• _RECORDS FOR THIS EXERCISE_
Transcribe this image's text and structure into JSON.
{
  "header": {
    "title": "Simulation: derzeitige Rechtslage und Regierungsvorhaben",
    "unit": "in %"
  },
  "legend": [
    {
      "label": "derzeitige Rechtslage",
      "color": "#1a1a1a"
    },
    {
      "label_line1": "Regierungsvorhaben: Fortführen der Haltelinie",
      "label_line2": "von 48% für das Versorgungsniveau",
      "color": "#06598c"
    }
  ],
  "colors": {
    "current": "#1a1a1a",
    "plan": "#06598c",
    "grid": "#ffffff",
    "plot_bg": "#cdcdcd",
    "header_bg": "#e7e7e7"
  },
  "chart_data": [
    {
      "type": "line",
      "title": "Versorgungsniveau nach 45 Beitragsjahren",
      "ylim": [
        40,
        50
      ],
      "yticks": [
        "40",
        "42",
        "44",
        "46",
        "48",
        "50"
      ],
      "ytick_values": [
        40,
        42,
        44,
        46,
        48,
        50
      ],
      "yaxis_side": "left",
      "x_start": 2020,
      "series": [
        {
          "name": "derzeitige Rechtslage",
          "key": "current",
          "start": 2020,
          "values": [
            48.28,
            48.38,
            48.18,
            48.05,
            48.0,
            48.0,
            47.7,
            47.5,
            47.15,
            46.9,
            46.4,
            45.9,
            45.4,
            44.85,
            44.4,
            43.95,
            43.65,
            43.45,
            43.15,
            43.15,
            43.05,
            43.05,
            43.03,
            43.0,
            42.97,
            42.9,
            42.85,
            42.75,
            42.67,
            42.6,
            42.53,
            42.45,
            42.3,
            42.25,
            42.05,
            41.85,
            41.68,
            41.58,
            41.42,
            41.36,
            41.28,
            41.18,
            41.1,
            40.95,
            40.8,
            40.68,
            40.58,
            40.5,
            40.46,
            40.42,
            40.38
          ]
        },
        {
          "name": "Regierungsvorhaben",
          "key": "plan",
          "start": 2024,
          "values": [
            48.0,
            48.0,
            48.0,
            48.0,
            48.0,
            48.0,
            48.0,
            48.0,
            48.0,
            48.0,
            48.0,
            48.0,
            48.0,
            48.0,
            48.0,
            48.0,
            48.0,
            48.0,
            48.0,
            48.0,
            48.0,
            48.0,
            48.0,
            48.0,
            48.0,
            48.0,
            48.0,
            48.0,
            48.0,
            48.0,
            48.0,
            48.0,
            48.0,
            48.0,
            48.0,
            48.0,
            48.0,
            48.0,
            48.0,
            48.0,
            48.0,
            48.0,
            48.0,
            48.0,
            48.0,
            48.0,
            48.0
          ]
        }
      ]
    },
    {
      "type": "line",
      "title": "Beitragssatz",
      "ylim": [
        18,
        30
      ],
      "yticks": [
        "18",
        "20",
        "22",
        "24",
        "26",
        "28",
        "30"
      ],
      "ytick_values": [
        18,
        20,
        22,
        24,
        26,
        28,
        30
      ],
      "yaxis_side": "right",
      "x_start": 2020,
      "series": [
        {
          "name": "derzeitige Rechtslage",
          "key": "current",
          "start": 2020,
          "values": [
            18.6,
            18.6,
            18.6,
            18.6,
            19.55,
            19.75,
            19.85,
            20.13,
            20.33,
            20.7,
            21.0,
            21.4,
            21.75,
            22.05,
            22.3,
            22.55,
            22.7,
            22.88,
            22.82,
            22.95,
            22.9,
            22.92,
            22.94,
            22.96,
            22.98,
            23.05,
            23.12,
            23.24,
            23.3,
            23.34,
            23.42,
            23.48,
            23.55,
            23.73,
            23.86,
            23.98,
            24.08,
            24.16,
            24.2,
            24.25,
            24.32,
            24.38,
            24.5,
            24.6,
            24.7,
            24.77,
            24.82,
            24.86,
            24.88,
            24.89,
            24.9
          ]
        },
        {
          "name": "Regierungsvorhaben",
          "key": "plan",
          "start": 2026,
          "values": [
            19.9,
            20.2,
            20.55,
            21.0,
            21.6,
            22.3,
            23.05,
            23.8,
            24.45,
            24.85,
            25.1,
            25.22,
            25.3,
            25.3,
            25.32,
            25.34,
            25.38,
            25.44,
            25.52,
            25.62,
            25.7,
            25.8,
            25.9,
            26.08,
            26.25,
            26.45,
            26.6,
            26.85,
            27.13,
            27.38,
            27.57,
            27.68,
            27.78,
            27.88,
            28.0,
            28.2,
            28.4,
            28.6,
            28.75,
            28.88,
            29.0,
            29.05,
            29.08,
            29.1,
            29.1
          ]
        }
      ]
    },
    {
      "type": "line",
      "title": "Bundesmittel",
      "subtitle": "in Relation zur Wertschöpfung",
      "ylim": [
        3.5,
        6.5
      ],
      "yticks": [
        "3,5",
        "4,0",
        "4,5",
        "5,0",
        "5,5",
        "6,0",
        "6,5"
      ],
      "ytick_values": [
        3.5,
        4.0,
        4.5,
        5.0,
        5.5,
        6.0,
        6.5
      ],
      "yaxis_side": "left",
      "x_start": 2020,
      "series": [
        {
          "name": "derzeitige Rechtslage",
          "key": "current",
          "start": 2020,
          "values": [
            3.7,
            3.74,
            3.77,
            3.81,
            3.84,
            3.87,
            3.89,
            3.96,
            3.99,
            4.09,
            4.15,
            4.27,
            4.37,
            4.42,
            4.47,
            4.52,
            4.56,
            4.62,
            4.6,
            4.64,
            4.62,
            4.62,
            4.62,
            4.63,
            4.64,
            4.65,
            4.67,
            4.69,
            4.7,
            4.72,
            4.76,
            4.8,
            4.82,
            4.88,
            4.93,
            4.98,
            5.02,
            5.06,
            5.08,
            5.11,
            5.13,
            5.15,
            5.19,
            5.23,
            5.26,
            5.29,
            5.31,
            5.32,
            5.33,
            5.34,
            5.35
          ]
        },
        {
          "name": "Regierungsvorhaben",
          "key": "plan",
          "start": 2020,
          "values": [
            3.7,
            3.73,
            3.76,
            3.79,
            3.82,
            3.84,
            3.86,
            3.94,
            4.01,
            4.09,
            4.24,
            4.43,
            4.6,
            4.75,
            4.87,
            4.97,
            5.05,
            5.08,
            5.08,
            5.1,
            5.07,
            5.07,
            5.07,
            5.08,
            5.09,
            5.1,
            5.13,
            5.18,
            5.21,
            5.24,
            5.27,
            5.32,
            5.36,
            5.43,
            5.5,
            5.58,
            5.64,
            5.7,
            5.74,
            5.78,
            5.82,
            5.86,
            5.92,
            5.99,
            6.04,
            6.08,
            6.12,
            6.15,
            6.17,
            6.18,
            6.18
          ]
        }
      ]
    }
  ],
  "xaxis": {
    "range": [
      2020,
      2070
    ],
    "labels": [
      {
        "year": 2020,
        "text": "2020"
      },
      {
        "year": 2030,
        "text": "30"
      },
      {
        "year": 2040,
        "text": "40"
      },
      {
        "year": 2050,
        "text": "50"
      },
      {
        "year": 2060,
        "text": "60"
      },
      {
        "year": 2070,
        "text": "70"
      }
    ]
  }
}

• _YOUR OBJECTIVE_
Your task is to repeat every entry exactly.

• _FULL OUTPUT_
Transcribe this image's text and structure into JSON.
{
  "header": {
    "title": "Simulation: derzeitige Rechtslage und Regierungsvorhaben",
    "unit": "in %"
  },
  "legend": [
    {
      "label": "derzeitige Rechtslage",
      "color": "#1a1a1a"
    },
    {
      "label_line1": "Regierungsvorhaben: Fortführen der Haltelinie",
      "label_line2": "von 48% für das Versorgungsniveau",
      "color": "#06598c"
    }
  ],
  "colors": {
    "current": "#1a1a1a",
    "plan": "#06598c",
    "grid": "#ffffff",
    "plot_bg": "#cdcdcd",
    "header_bg": "#e7e7e7"
  },
  "chart_data": [
    {
      "type": "line",
      "title": "Versorgungsniveau nach 45 Beitragsjahren",
      "ylim": [
        40,
        50
      ],
      "yticks": [
        "40",
        "42",
        "44",
        "46",
        "48",
        "50"
      ],
      "ytick_values": [
        40,
        42,
        44,
        46,
        48,
        50
      ],
      "yaxis_side": "left",
      "x_start": 2020,
      "series": [
        {
          "name": "derzeitige Rechtslage",
          "key": "current",
          "start": 2020,
          "values": [
            48.28,
            48.38,
            48.18,
            48.05,
            48.0,
            48.0,
            47.7,
            47.5,
            47.15,
            46.9,
            46.4,
            45.9,
            45.4,
            44.85,
            44.4,
            43.95,
            43.65,
            43.45,
            43.15,
            43.15,
            43.05,
            43.05,
            43.03,
            43.0,
            42.97,
            42.9,
            42.85,
            42.75,
            42.67,
            42.6,
            42.53,
            42.45,
            42.3,
            42.25,
            42.05,
            41.85,
            41.68,
            41.58,
            41.42,
            41.36,
            41.28,
            41.18,
            41.1,
            40.95,
            40.8,
            40.68,
            40.58,
            40.5,
            40.46,
            40.42,
            40.38
          ]
        },
        {
          "name": "Regierungsvorhaben",
          "key": "plan",
          "start": 2024,
          "values": [
            48.0,
            48.0,
            48.0,
            48.0,
            48.0,
            48.0,
            48.0,
            48.0,
            48.0,
            48.0,
            48.0,
            48.0,
            48.0,
            48.0,
            48.0,
            48.0,
            48.0,
            48.0,
            48.0,
            48.0,
            48.0,
            48.0,
            48.0,
            48.0,
            48.0,
            48.0,
            48.0,
            48.0,
            48.0,
            48.0,
            48.0,
            48.0,
            48.0,
            48.0,
            48.0,
            48.0,
            48.0,
            48.0,
            48.0,
            48.0,
            48.0,
            48.0,
            48.0,
            48.0,
            48.0,
            48.0,
            48.0
          ]
        }
      ]
    },
    {
      "type": "line",
      "title": "Beitragssatz",
      "ylim": [
        18,
        30
      ],
      "yticks": [
        "18",
        "20",
        "22",
        "24",
        "26",
        "28",
        "30"
      ],
      "ytick_values": [
        18,
        20,
        22,
        24,
        26,
        28,
        30
      ],
      "yaxis_side": "right",
      "x_start": 2020,
      "series": [
        {
          "name": "derzeitige Rechtslage",
          "key": "current",
          "start": 2020,
          "values": [
            18.6,
            18.6,
            18.6,
            18.6,
            19.55,
            19.75,
            19.85,
            20.13,
            20.33,
            20.7,
            21.0,
            21.4,
            21.75,
            22.05,
            22.3,
            22.55,
            22.7,
            22.88,
            22.82,
            22.95,
            22.9,
            22.92,
            22.94,
            22.96,
            22.98,
            23.05,
            23.12,
            23.24,
            23.3,
            23.34,
            23.42,
            23.48,
            23.55,
            23.73,
            23.86,
            23.98,
            24.08,
            24.16,
            24.2,
            24.25,
            24.32,
            24.38,
            24.5,
            24.6,
            24.7,
            24.77,
            24.82,
            24.86,
            24.88,
            24.89,
            24.9
          ]
        },
        {
          "name": "Regierungsvorhaben",
          "key": "plan",
          "start": 2026,
          "values": [
            19.9,
            20.2,
            20.55,
            21.0,
            21.6,
            22.3,
            23.05,
            23.8,
            24.45,
            24.85,
            25.1,
            25.22,
            25.3,
            25.3,
            25.32,
            25.34,
            25.38,
            25.44,
            25.52,
            25.62,
            25.7,
            25.8,
            25.9,
            26.08,
            26.25,
            26.45,
            26.6,
            26.85,
            27.13,
            27.38,
            27.57,
            27.68,
            27.78,
            27.88,
            28.0,
            28.2,
            28.4,
            28.6,
            28.75,
            28.88,
            29.0,
            29.05,
            29.08,
            29.1,
            29.1
          ]
        }
      ]
    },
    {
      "type": "line",
      "title": "Bundesmittel",
      "subtitle": "in Relation zur Wertschöpfung",
      "ylim": [
        3.5,
        6.5
      ],
      "yticks": [
        "3,5",
        "4,0",
        "4,5",
        "5,0",
        "5,5",
        "6,0",
        "6,5"
      ],
      "ytick_values": [
        3.5,
        4.0,
        4.5,
        5.0,
        5.5,
        6.0,
        6.5
      ],
      "yaxis_side": "left",
      "x_start": 2020,
      "series": [
        {
          "name": "derzeitige Rechtslage",
          "key": "current",
          "start": 2020,
          "values": [
            3.7,
            3.74,
            3.77,
            3.81,
            3.84,
            3.87,
            3.89,
            3.96,
            3.99,
            4.09,
            4.15,
            4.27,
            4.37,
            4.42,
            4.47,
            4.52,
            4.56,
            4.62,
            4.6,
            4.64,
            4.62,
            4.62,
            4.62,
            4.63,
            4.64,
            4.65,
            4.67,
            4.69,
            4.7,
            4.72,
            4.76,
            4.8,
            4.82,
            4.88,
            4.93,
            4.98,
            5.02,
            5.06,
            5.08,
            5.11,
            5.13,
            5.15,
            5.19,
            5.23,
            5.26,
            5.29,
            5.31,
            5.32,
            5.33,
            5.34,
            5.35
          ]
        },
        {
          "name": "Regierungsvorhaben",
          "key": "plan",
          "start": 2020,
          "values": [
            3.7,
            3.73,
            3.76,
            3.79,
            3.82,
            3.84,
            3.86,
            3.94,
            4.01,
            4.09,
            4.24,
            4.43,
            4.6,
            4.75,
            4.87,
            4.97,
            5.05,
            5.08,
            5.08,
            5.1,
            5.07,
            5.07,
            5.07,
            5.08,
            5.09,
            5.1,
            5.13,
            5.18,
            5.21,
            5.24,
            5.27,
            5.32,
            5.36,
            5.43,
            5.5,
            5.58,
            5.64,
            5.7,
            5.74,
            5.78,
            5.82,
            5.86,
            5.92,
            5.99,
            6.04,
            6.08,
            6.12,
            6.15,
            6.17,
            6.18,
            6.18
          ]
        }
      ]
    }
  ],
  "xaxis": {
    "range": [
      2020,
      2070
    ],
    "labels": [
      {
        "year": 2020,
        "text": "2020"
      },
      {
        "year": 2030,
        "text": "30"
      },
      {
        "year": 2040,
        "text": "40"
      },
      {
        "year": 2050,
        "text": "50"
      },
      {
        "year": 2060,
        "text": "60"
      },
      {
        "year": 2070,
        "text": "70"
      }
    ]
  }
}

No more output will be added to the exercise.